Entries with figure data:
===============

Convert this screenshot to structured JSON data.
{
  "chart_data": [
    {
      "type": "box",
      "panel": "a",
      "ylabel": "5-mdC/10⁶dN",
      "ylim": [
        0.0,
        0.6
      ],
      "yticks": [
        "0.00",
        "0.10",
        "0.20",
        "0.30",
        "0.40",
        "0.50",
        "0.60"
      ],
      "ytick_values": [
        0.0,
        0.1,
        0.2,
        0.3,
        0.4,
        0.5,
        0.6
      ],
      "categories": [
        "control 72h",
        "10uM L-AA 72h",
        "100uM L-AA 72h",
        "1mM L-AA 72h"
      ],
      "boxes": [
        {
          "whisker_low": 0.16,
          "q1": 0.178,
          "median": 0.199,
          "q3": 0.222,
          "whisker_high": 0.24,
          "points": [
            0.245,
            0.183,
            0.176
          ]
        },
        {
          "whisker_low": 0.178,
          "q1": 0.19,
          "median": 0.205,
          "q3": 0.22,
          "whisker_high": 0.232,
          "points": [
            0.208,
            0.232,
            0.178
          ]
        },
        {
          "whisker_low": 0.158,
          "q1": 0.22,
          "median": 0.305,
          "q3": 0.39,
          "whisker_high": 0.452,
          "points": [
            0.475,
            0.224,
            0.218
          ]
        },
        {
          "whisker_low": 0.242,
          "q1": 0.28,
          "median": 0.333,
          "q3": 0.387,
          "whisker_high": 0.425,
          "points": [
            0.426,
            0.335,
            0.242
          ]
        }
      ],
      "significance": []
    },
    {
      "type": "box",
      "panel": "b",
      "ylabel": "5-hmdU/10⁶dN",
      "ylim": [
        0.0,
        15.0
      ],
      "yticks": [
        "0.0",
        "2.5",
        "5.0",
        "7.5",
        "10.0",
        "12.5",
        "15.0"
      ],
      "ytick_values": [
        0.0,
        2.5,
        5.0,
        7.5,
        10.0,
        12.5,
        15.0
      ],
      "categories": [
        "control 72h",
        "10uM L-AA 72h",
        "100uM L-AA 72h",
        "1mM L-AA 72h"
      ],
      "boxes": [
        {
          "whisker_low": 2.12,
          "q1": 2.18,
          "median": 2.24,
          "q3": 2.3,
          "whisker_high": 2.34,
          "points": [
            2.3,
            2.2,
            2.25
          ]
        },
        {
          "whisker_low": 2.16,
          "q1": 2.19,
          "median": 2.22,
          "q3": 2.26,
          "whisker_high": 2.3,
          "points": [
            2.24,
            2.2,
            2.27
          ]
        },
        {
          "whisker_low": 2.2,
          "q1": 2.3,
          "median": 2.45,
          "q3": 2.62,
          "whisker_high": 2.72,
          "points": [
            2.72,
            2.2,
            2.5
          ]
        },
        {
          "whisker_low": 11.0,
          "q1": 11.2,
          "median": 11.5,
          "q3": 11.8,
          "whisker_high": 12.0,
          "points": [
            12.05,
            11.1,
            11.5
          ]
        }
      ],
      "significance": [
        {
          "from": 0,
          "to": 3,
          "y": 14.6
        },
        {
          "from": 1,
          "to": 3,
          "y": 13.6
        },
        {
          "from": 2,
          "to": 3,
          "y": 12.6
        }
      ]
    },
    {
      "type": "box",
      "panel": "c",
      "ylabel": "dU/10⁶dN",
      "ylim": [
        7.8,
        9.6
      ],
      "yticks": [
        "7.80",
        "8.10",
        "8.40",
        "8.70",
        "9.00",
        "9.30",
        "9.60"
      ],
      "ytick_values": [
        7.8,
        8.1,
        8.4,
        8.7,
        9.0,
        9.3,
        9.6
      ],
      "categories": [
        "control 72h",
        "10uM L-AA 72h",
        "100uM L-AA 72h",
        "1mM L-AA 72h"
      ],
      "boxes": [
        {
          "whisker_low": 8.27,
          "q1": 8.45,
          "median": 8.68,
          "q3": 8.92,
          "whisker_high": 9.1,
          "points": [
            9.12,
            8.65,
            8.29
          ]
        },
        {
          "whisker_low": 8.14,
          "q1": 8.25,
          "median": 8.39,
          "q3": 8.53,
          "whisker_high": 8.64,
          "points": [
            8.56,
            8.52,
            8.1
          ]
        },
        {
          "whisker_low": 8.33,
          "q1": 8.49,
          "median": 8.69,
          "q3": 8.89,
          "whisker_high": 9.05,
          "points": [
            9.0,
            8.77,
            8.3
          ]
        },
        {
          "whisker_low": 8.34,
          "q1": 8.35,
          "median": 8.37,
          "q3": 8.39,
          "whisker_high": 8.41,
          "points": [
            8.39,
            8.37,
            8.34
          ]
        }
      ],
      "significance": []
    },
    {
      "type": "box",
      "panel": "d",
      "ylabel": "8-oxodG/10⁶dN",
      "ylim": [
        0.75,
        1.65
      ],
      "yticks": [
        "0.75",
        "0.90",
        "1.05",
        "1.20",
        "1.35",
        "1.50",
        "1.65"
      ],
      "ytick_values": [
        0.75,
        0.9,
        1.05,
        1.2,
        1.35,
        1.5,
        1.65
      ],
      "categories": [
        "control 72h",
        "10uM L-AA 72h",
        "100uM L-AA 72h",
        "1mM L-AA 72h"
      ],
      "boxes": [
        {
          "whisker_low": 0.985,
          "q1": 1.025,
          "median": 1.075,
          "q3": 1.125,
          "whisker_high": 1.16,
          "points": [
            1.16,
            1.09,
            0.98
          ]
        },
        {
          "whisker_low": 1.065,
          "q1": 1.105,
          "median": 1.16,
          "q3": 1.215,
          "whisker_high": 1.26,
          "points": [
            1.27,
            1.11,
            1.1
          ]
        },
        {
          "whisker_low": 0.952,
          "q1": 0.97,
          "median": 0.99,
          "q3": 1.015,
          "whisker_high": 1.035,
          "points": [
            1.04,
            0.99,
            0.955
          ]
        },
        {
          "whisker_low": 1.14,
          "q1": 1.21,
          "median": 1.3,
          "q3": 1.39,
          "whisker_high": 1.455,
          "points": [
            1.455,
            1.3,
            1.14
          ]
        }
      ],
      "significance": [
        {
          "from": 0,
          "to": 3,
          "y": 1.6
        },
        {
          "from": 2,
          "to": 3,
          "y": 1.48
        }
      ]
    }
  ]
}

===============

TASK INSTRUCTIONS: Copy out the full material exactly as it appears.

RESPONSE:
Convert this screenshot to structured JSON data.
{
  "chart_data": [
    {
      "type": "box",
      "panel": "a",
      "ylabel": "5-mdC/10⁶dN",
      "ylim": [
        0.0,
        0.6
      ],
      "yticks": [
        "0.00",
        "0.10",
        "0.20",
        "0.30",
        "0.40",
        "0.50",
        "0.60"
      ],
      "ytick_values": [
        0.0,
        0.1,
        0.2,
        0.3,
        0.4,
        0.5,
        0.6
      ],
      "categories": [
        "control 72h",
        "10uM L-AA 72h",
        "100uM L-AA 72h",
        "1mM L-AA 72h"
      ],
      "boxes": [
        {
          "whisker_low": 0.16,
          "q1": 0.178,
          "median": 0.199,
          "q3": 0.222,
          "whisker_high": 0.24,
          "points": [
            0.245,
            0.183,
            0.176
          ]
        },
        {
          "whisker_low": 0.178,
          "q1": 0.19,
          "median": 0.205,
          "q3": 0.22,
          "whisker_high": 0.232,
          "points": [
            0.208,
            0.232,
            0.178
          ]
        },
        {
          "whisker_low": 0.158,
          "q1": 0.22,
          "median": 0.305,
          "q3": 0.39,
          "whisker_high": 0.452,
          "points": [
            0.475,
            0.224,
            0.218
          ]
        },
        {
          "whisker_low": 0.242,
          "q1": 0.28,
          "median": 0.333,
          "q3": 0.387,
          "whisker_high": 0.425,
          "points": [
            0.426,
            0.335,
            0.242
          ]
        }
      ],
      "significance": []
    },
    {
      "type": "box",
      "panel": "b",
      "ylabel": "5-hmdU/10⁶dN",
      "ylim": [
        0.0,
        15.0
      ],
      "yticks": [
        "0.0",
        "2.5",
        "5.0",
        "7.5",
        "10.0",
        "12.5",
        "15.0"
      ],
      "ytick_values": [
        0.0,
        2.5,
        5.0,
        7.5,
        10.0,
        12.5,
        15.0
      ],
      "categories": [
        "control 72h",
        "10uM L-AA 72h",
        "100uM L-AA 72h",
        "1mM L-AA 72h"
      ],
      "boxes": [
        {
          "whisker_low": 2.12,
          "q1": 2.18,
          "median": 2.24,
          "q3": 2.3,
          "whisker_high": 2.34,
          "points": [
            2.3,
            2.2,
            2.25
          ]
        },
        {
          "whisker_low": 2.16,
          "q1": 2.19,
          "median": 2.22,
          "q3": 2.26,
          "whisker_high": 2.3,
          "points": [
            2.24,
            2.2,
            2.27
          ]
        },
        {
          "whisker_low": 2.2,
          "q1": 2.3,
          "median": 2.45,
          "q3": 2.62,
          "whisker_high": 2.72,
          "points": [
            2.72,
            2.2,
            2.5
          ]
        },
        {
          "whisker_low": 11.0,
          "q1": 11.2,
          "median": 11.5,
          "q3": 11.8,
          "whisker_high": 12.0,
          "points": [
            12.05,
            11.1,
            11.5
          ]
        }
      ],
      "significance": [
        {
          "from": 0,
          "to": 3,
          "y": 14.6
        },
        {
          "from": 1,
          "to": 3,
          "y": 13.6
        },
        {
          "from": 2,
          "to": 3,
          "y": 12.6
        }
      ]
    },
    {
      "type": "box",
      "panel": "c",
      "ylabel": "dU/10⁶dN",
      "ylim": [
        7.8,
        9.6
      ],
      "yticks": [
        "7.80",
        "8.10",
        "8.40",
        "8.70",
        "9.00",
        "9.30",
        "9.60"
      ],
      "ytick_values": [
        7.8,
        8.1,
        8.4,
        8.7,
        9.0,
        9.3,
        9.6
      ],
      "categories": [
        "control 72h",
        "10uM L-AA 72h",
        "100uM L-AA 72h",
        "1mM L-AA 72h"
      ],
      "boxes": [
        {
          "whisker_low": 8.27,
          "q1": 8.45,
          "median": 8.68,
          "q3": 8.92,
          "whisker_high": 9.1,
          "points": [
            9.12,
            8.65,
            8.29
          ]
        },
        {
          "whisker_low": 8.14,
          "q1": 8.25,
          "median": 8.39,
          "q3": 8.53,
          "whisker_high": 8.64,
          "points": [
            8.56,
            8.52,
            8.1
          ]
        },
        {
          "whisker_low": 8.33,
          "q1": 8.49,
          "median": 8.69,
          "q3": 8.89,
          "whisker_high": 9.05,
          "points": [
            9.0,
            8.77,
            8.3
          ]
        },
        {
          "whisker_low": 8.34,
          "q1": 8.35,
          "median": 8.37,
          "q3": 8.39,
          "whisker_high": 8.41,
          "points": [
            8.39,
            8.37,
            8.34
          ]
        }
      ],
      "significance": []
    },
    {
      "type": "box",
      "panel": "d",
      "ylabel": "8-oxodG/10⁶dN",
      "ylim": [
        0.75,
        1.65
      ],
      "yticks": [
        "0.75",
        "0.90",
        "1.05",
        "1.20",
        "1.35",
        "1.50",
        "1.65"
      ],
      "ytick_values": [
        0.75,
        0.9,
        1.05,
        1.2,
        1.35,
        1.5,
        1.65
      ],
      "categories": [
        "control 72h",
        "10uM L-AA 72h",
        "100uM L-AA 72h",
        "1mM L-AA 72h"
      ],
      "boxes": [
        {
          "whisker_low": 0.985,
          "q1": 1.025,
          "median": 1.075,
          "q3": 1.125,
          "whisker_high": 1.16,
          "points": [
            1.16,
            1.09,
            0.98
          ]
        },
        {
          "whisker_low": 1.065,
          "q1": 1.105,
          "median": 1.16,
          "q3": 1.215,
          "whisker_high": 1.26,
          "points": [
            1.27,
            1.11,
            1.1
          ]
        },
        {
          "whisker_low": 0.952,
          "q1": 0.97,
          "median": 0.99,
          "q3": 1.015,
          "whisker_high": 1.035,
          "points": [
            1.04,
            0.99,
            0.955
          ]
        },
        {
          "whisker_low": 1.14,
          "q1": 1.21,
          "median": 1.3,
          "q3": 1.39,
          "whisker_high": 1.455,
          "points": [
            1.455,
            1.3,
            1.14
          ]
        }
      ],
      "significance": [
        {
          "from": 0,
          "to": 3,
          "y": 1.6
        },
        {
          "from": 2,
          "to": 3,
          "y": 1.48
        }
      ]
    }
  ]
}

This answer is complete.